- _Directions_: Gather all lines from the material that contain "como".

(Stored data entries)
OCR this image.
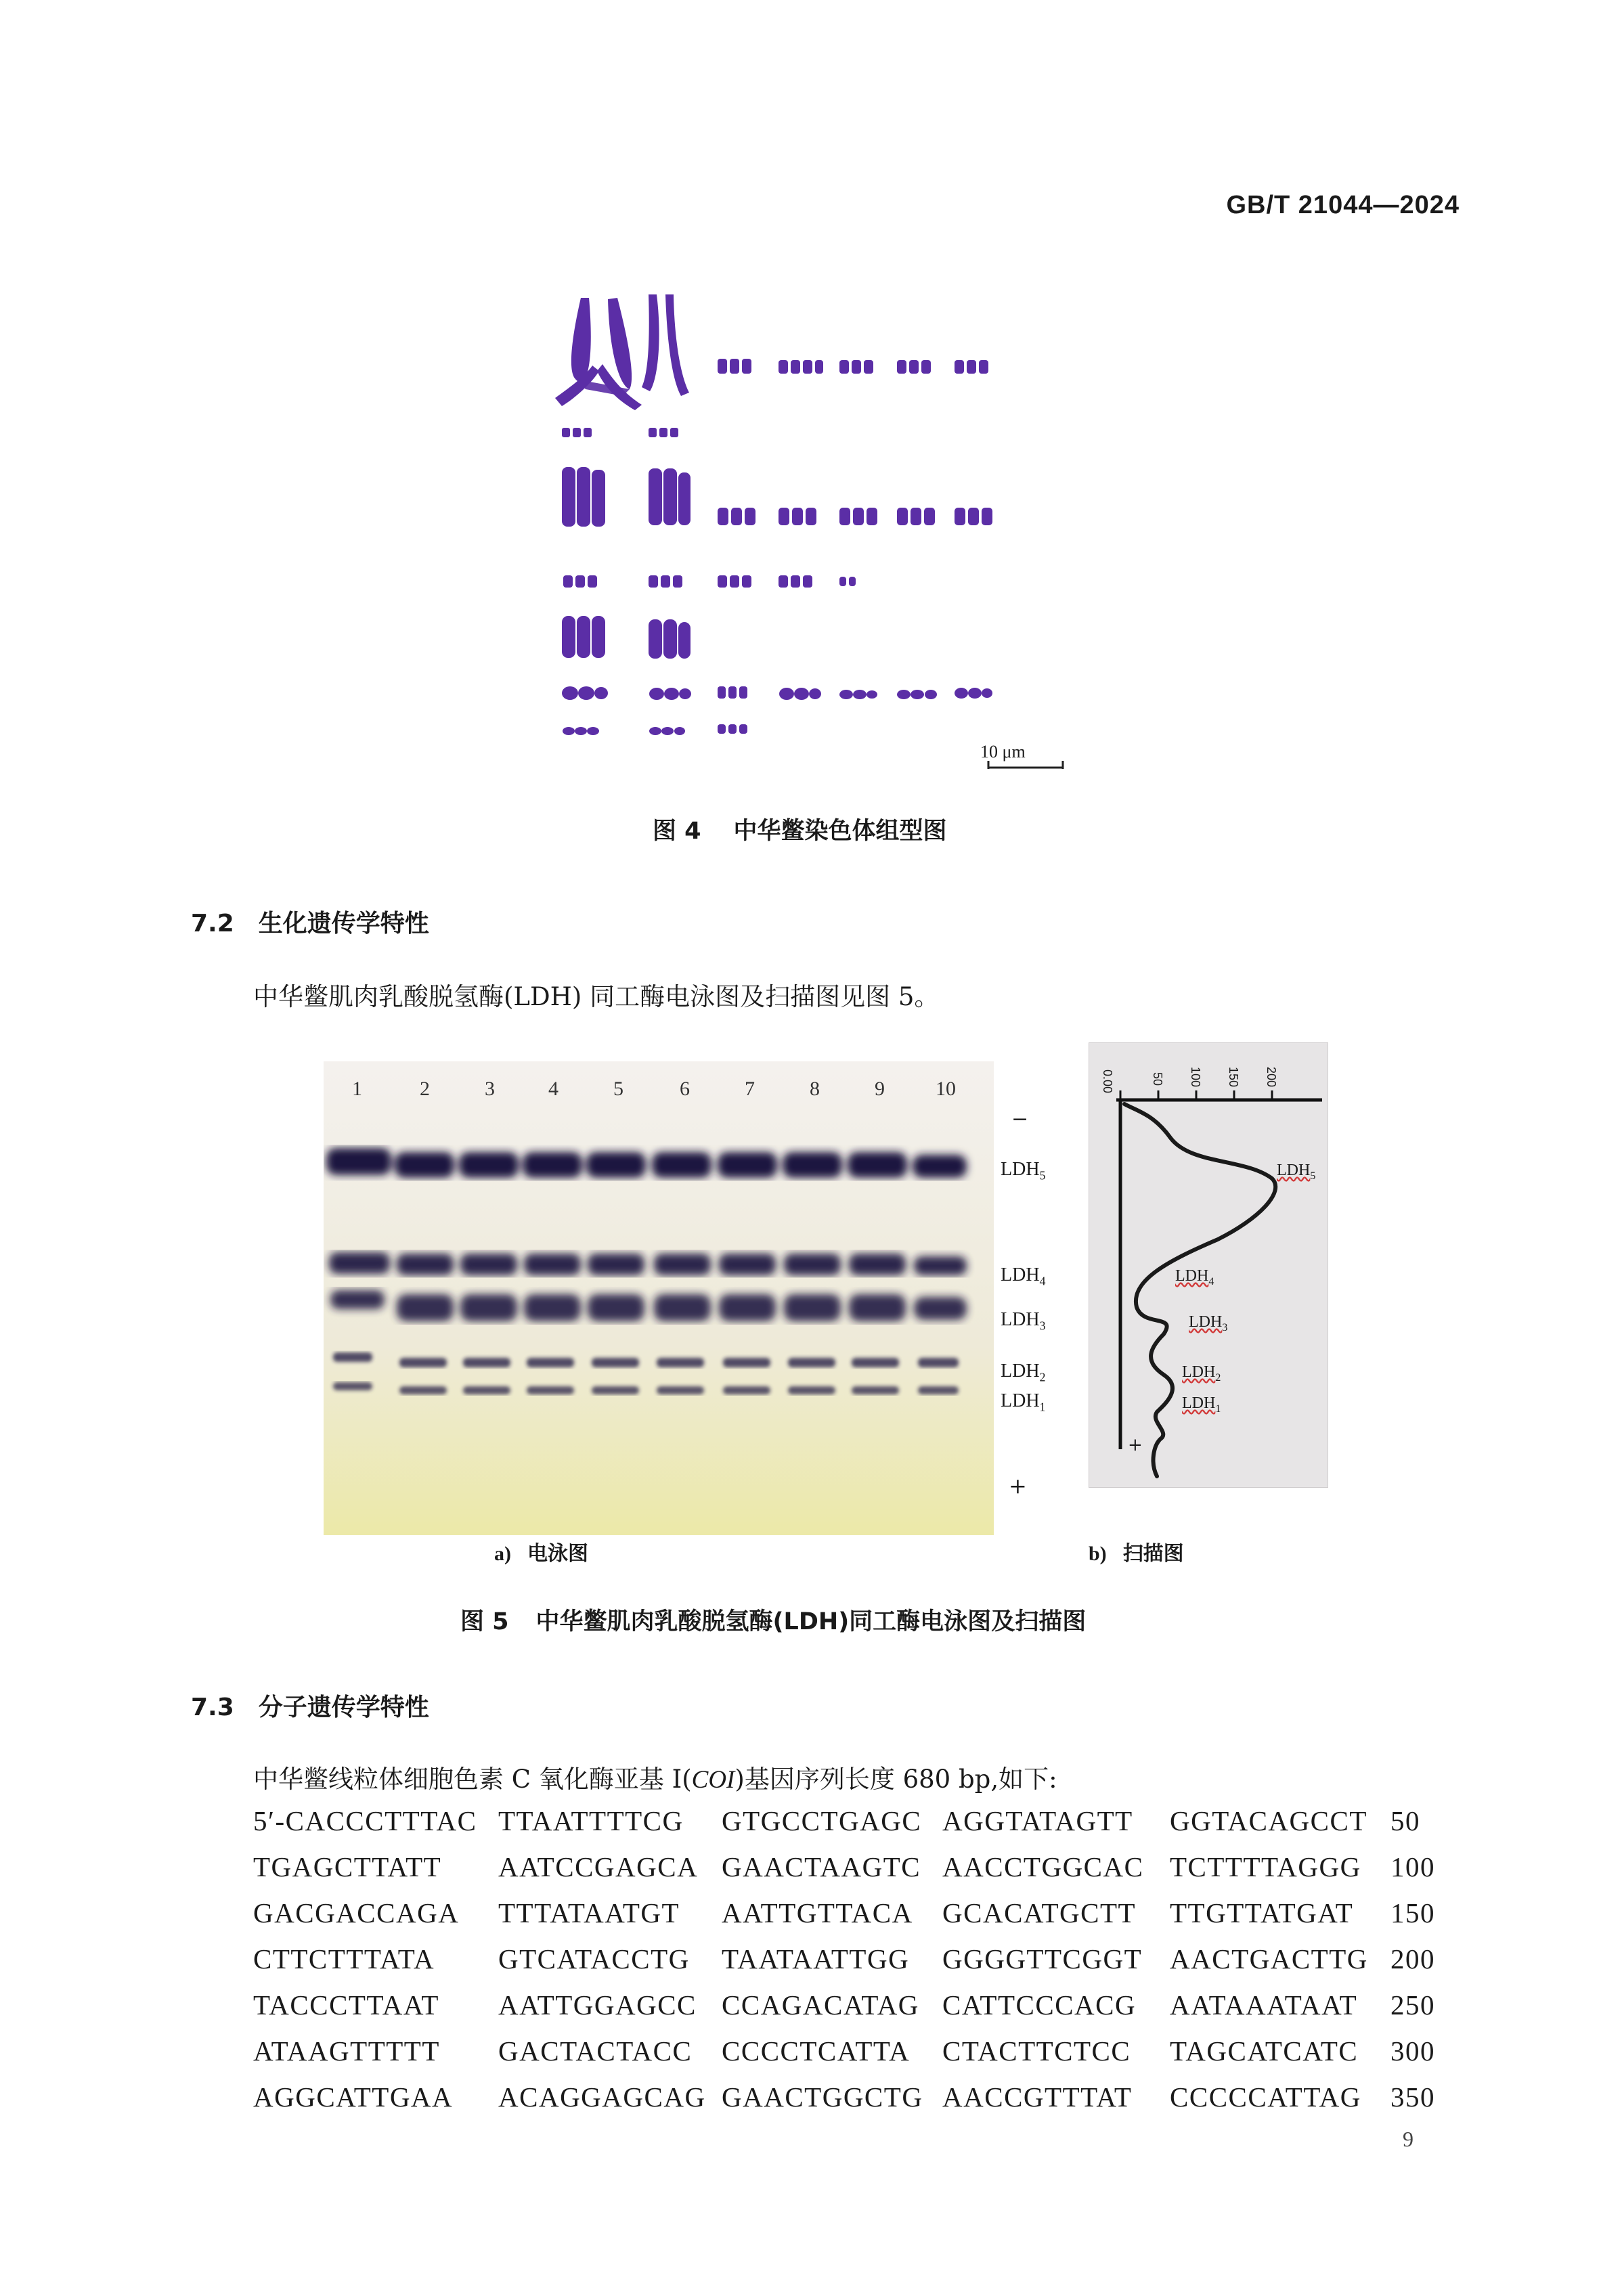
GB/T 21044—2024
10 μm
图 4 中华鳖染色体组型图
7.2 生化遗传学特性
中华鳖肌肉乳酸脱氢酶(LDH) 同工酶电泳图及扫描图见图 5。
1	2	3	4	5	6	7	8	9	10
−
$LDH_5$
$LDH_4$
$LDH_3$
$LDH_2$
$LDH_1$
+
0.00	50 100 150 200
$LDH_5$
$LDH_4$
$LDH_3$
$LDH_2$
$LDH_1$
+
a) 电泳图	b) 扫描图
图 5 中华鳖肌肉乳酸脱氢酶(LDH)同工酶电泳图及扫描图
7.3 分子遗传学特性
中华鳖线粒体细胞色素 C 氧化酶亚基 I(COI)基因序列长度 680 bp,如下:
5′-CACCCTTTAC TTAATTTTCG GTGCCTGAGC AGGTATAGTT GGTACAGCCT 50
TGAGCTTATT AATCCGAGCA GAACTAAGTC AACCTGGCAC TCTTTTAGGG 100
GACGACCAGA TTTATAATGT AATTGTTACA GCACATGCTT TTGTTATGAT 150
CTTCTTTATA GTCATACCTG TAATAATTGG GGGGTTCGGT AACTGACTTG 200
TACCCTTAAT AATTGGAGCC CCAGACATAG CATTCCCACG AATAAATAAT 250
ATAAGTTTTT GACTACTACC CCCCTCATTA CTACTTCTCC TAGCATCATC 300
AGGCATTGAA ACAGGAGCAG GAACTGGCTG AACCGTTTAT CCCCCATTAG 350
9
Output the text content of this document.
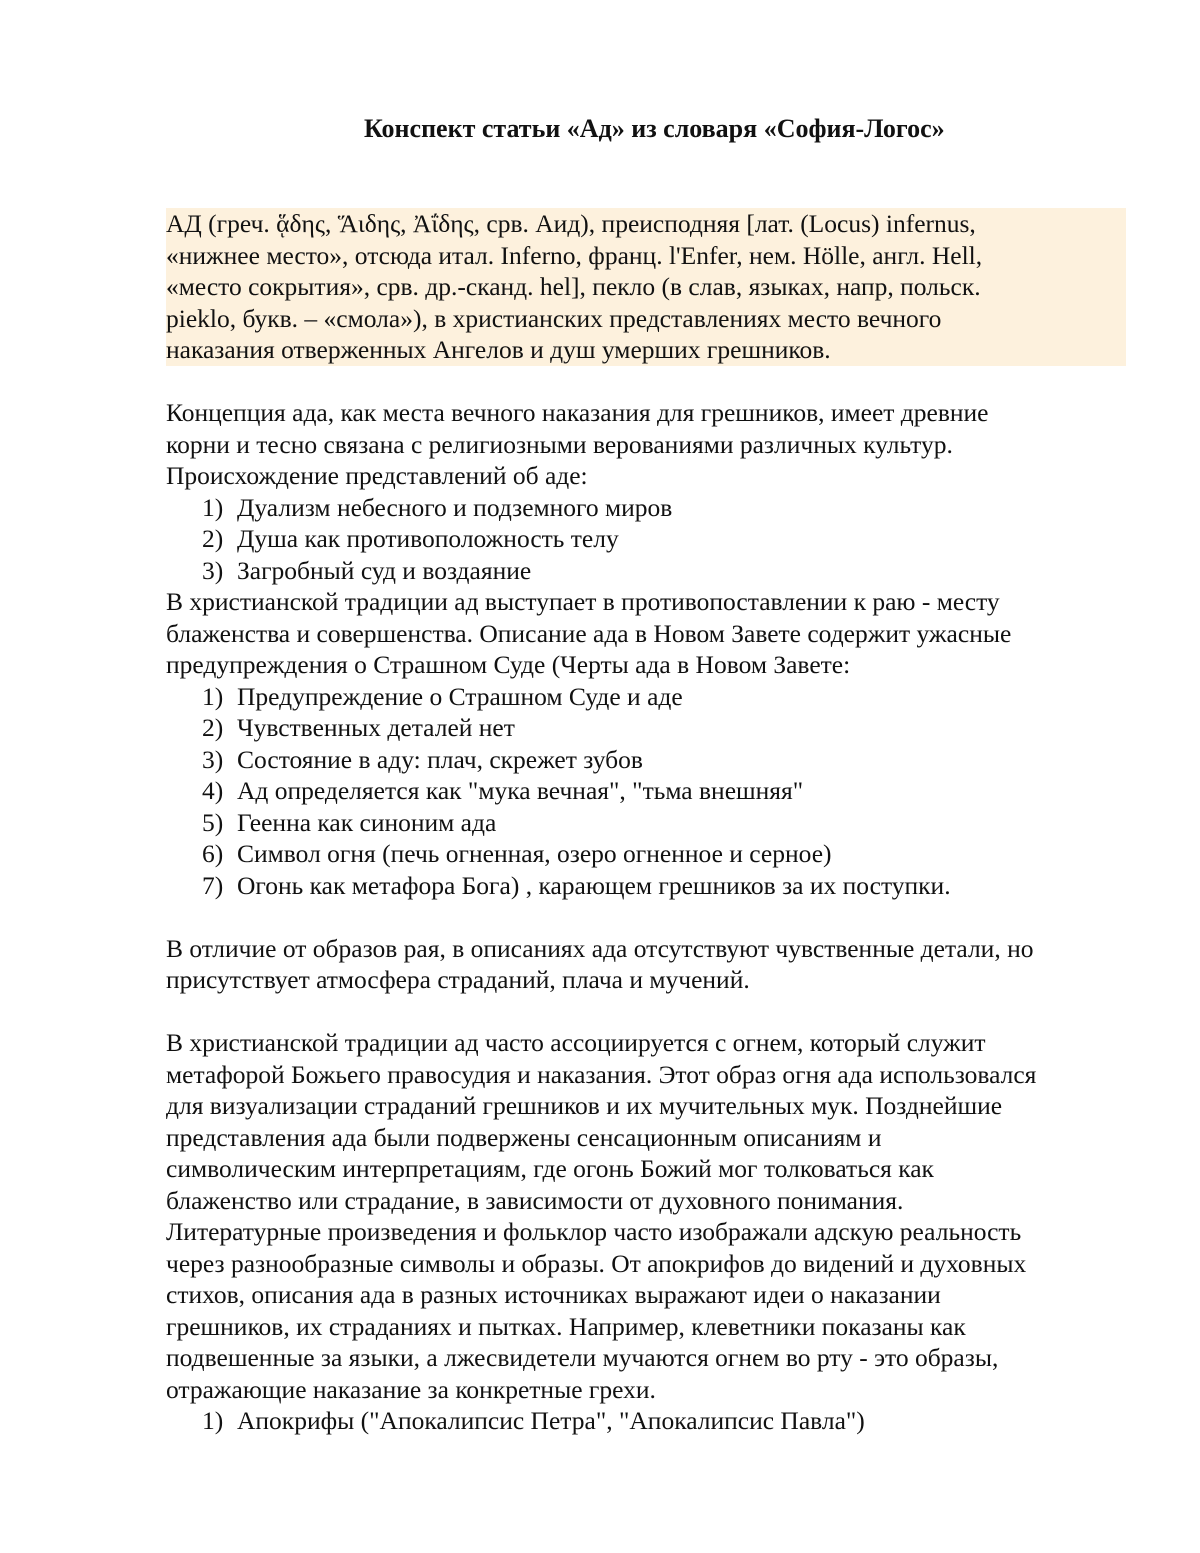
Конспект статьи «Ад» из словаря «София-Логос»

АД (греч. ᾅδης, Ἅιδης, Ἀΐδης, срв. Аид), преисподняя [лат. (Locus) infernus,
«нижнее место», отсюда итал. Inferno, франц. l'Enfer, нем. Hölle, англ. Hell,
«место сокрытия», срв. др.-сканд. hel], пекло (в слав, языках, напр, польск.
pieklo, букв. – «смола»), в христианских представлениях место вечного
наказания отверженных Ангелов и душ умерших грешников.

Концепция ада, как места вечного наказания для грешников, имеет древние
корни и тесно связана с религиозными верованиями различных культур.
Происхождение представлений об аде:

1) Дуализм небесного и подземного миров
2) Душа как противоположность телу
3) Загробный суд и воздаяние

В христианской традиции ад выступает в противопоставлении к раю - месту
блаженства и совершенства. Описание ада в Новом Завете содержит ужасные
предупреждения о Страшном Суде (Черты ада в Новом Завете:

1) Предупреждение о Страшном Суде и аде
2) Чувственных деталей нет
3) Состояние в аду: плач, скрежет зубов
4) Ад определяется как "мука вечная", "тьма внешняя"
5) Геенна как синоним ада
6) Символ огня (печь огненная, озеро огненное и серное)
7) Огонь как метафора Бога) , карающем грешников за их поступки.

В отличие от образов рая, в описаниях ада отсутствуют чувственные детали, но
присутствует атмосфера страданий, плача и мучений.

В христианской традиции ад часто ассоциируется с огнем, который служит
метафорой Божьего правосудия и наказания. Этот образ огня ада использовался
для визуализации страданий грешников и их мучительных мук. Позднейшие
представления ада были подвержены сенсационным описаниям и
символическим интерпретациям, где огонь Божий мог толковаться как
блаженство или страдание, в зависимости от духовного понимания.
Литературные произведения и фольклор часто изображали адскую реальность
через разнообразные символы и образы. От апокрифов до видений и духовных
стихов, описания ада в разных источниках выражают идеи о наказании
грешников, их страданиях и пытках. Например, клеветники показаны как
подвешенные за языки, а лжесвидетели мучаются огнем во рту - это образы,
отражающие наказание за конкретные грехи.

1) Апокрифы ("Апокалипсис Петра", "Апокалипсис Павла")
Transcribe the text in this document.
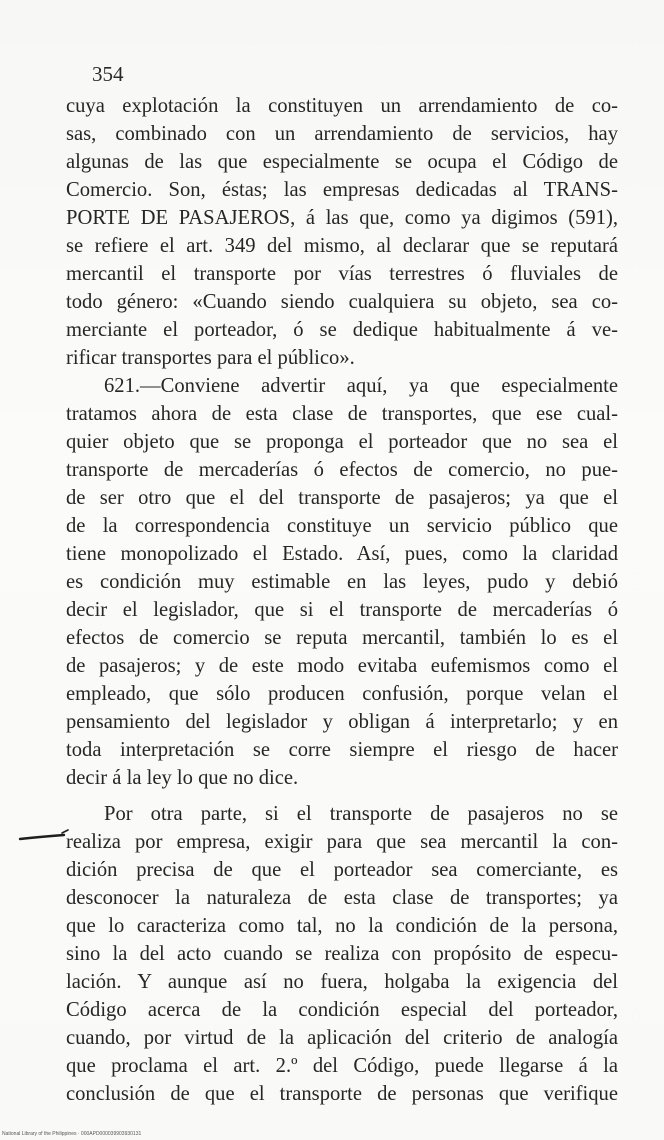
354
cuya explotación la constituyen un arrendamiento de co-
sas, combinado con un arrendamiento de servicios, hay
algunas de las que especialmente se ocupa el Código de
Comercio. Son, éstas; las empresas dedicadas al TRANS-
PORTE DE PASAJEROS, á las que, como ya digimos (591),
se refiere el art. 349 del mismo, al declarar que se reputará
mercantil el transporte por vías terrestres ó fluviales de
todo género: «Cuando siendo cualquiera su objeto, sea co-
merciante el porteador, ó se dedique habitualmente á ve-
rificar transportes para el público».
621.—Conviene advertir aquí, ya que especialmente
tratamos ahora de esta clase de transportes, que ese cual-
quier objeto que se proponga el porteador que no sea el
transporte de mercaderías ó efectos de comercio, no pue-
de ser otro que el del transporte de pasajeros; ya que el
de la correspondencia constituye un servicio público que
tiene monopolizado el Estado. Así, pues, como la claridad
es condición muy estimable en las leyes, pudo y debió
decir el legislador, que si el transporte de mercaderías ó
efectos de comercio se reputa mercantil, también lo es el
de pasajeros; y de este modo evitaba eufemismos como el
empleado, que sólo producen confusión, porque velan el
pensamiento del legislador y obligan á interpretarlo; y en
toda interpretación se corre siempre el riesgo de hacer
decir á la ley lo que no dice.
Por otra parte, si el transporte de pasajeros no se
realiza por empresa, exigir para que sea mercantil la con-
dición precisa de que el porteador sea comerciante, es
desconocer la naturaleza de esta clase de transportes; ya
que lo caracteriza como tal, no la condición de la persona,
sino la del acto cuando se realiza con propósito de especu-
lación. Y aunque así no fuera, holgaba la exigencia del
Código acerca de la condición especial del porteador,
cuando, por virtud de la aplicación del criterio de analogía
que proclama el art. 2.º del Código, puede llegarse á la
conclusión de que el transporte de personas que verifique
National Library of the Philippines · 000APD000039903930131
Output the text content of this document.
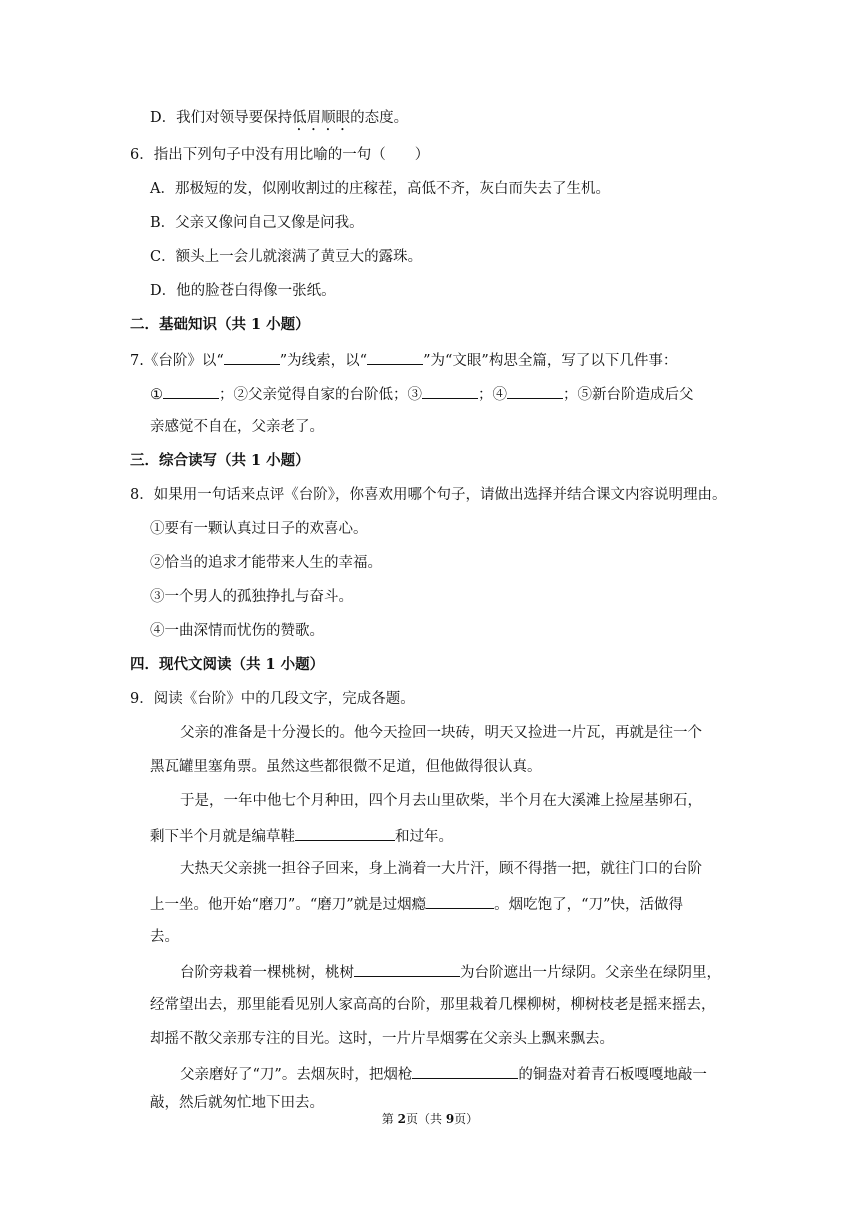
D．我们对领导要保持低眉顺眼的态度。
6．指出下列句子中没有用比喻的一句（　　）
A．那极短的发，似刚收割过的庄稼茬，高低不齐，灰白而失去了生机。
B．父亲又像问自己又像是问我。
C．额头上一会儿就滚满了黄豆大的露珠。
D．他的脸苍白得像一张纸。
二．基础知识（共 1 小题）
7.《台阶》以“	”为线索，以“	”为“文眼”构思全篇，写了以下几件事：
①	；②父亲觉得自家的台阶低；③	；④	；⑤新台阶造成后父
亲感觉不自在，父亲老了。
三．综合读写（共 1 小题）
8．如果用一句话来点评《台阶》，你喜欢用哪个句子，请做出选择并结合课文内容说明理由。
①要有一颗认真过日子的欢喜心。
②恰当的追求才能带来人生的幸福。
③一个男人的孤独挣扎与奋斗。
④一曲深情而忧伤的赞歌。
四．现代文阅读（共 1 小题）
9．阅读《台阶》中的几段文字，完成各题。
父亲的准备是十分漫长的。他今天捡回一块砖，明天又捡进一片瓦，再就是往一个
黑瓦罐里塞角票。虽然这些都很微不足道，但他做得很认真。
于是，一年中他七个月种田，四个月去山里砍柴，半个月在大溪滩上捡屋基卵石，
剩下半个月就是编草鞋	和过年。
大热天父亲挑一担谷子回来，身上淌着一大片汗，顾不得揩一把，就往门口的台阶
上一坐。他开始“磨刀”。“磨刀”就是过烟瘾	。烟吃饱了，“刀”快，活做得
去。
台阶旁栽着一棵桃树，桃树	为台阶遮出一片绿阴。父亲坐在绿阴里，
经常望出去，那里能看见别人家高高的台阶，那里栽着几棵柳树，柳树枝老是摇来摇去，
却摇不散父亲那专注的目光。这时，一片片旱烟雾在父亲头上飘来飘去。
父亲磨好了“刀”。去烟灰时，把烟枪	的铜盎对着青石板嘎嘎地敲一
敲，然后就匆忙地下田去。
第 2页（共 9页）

- _Finished exercise_:
PORTE DE PASAJEROS, á las que, como ya digimos (591),
tiene monopolizado el Estado. Así, pues, como la claridad
de pasajeros; y de este modo evitaba eufemismos como el
que lo caracteriza como tal, no la condición de la persona,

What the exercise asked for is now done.